## Problem description
Pull out every line below that contains the word "lecture".

## Items from a data source
--- Begin ---

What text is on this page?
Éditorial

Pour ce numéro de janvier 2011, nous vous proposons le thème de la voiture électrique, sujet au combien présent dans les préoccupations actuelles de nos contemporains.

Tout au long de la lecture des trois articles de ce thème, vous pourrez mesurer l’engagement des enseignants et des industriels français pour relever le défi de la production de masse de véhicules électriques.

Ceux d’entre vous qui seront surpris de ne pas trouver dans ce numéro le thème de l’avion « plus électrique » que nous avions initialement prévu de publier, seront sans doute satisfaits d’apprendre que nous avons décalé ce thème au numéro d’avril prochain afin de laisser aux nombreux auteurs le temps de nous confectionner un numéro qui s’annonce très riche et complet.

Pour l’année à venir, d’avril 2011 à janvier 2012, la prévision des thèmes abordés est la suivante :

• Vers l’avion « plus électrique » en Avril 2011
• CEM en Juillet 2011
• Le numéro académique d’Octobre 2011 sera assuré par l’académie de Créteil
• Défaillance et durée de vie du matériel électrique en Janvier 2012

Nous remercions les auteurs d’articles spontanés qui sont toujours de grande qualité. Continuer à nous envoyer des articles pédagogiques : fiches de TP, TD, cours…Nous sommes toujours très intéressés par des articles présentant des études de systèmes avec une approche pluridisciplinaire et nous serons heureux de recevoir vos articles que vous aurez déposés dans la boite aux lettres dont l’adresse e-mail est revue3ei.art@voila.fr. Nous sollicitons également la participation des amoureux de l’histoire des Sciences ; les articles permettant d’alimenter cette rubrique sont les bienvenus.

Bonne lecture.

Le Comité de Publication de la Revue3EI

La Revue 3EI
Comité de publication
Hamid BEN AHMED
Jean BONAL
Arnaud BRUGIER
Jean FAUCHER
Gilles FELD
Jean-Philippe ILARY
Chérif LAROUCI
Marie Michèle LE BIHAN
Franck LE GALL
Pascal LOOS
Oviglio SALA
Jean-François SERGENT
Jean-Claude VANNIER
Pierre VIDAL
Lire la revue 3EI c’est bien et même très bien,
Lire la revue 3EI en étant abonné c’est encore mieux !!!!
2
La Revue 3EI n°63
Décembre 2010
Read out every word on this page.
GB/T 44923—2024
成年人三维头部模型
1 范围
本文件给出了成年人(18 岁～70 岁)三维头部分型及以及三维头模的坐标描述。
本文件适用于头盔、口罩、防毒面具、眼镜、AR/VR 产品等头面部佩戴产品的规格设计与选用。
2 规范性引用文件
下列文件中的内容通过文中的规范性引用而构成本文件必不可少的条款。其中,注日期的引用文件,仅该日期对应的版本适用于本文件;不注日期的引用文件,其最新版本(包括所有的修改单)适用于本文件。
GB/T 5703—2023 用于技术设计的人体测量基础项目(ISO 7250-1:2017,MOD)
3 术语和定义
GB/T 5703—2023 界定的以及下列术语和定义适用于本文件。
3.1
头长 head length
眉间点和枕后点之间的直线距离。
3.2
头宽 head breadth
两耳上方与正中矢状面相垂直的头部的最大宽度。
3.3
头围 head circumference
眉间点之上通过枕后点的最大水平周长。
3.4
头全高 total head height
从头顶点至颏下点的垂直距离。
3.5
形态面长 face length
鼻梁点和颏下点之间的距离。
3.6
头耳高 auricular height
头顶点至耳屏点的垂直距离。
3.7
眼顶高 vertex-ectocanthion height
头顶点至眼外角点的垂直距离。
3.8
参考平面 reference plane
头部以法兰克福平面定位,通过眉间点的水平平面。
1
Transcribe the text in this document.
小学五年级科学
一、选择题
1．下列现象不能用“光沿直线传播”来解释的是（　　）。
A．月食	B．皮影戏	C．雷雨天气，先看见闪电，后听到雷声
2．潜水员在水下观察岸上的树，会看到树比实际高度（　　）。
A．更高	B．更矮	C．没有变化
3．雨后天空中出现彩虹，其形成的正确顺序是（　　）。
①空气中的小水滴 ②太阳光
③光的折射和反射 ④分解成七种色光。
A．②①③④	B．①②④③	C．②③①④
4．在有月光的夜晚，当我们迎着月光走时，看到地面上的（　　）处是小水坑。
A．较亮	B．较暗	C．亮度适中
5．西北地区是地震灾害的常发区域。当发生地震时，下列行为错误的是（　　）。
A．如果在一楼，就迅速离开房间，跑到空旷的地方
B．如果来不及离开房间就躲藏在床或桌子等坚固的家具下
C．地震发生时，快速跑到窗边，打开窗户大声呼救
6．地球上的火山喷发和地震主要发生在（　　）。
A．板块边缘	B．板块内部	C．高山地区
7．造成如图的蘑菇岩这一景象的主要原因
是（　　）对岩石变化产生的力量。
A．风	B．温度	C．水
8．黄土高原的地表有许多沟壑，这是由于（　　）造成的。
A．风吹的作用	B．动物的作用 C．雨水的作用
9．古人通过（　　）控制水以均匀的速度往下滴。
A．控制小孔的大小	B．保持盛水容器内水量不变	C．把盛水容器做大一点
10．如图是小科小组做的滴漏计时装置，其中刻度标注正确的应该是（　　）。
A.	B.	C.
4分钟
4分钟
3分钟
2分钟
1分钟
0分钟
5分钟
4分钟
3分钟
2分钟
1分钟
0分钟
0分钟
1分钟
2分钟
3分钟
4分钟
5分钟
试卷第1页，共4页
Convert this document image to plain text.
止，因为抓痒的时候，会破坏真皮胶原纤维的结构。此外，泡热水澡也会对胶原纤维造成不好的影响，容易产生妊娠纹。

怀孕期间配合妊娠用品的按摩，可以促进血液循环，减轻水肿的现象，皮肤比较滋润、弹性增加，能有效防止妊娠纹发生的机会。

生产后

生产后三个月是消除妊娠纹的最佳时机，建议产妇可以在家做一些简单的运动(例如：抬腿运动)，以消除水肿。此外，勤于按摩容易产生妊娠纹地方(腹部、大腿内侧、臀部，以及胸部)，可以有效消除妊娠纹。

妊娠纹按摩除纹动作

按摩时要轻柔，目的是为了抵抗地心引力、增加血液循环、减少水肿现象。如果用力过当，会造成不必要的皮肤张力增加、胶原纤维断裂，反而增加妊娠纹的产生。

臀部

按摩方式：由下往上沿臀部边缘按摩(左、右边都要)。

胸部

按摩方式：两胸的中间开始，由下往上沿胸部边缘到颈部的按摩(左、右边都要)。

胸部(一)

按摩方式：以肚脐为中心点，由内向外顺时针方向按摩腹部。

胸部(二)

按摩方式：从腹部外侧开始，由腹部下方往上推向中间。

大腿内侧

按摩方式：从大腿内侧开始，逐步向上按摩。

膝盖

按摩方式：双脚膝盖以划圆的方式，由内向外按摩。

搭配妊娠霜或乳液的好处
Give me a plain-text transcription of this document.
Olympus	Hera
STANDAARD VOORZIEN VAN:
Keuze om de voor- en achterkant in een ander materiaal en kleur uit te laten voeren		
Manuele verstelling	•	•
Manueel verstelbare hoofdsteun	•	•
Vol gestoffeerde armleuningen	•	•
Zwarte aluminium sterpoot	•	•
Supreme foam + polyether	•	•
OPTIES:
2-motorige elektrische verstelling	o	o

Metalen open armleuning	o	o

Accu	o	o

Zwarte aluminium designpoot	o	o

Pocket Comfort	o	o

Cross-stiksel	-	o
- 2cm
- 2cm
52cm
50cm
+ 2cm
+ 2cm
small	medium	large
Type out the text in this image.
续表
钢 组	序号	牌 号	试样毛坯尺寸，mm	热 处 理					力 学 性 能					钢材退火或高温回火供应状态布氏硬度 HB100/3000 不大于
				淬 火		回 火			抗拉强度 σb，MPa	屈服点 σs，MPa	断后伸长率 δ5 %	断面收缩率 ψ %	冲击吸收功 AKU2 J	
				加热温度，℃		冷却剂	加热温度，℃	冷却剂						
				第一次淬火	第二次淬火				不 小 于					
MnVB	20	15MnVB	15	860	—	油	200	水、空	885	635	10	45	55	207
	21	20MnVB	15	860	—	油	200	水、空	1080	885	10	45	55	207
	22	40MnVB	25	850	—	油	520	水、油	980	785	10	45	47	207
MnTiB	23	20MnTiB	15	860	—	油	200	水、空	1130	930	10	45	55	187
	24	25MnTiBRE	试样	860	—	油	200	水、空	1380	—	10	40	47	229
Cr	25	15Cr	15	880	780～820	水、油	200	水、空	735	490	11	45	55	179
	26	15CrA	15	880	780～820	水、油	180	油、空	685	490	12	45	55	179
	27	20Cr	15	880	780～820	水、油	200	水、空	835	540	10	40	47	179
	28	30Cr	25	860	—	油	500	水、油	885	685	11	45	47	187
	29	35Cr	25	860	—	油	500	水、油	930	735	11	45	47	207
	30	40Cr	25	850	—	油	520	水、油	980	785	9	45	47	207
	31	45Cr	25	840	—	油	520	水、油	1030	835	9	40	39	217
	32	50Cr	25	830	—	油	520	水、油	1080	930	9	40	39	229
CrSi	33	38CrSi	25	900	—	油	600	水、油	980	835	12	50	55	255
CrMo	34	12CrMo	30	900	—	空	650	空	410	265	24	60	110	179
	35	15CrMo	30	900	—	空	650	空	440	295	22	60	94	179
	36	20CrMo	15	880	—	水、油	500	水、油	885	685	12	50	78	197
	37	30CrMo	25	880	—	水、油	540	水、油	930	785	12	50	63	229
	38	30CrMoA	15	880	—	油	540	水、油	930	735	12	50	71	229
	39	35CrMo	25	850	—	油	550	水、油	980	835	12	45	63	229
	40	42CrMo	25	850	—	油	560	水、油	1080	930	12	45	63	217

--- End ---

## Solution to this task
Tout au long de la lecture des trois articles de ce thème, vous pourrez mesurer l’engagement des enseignants et des industriels français pour relever le défi de la production de masse de véhicules électriques.
Bonne lecture.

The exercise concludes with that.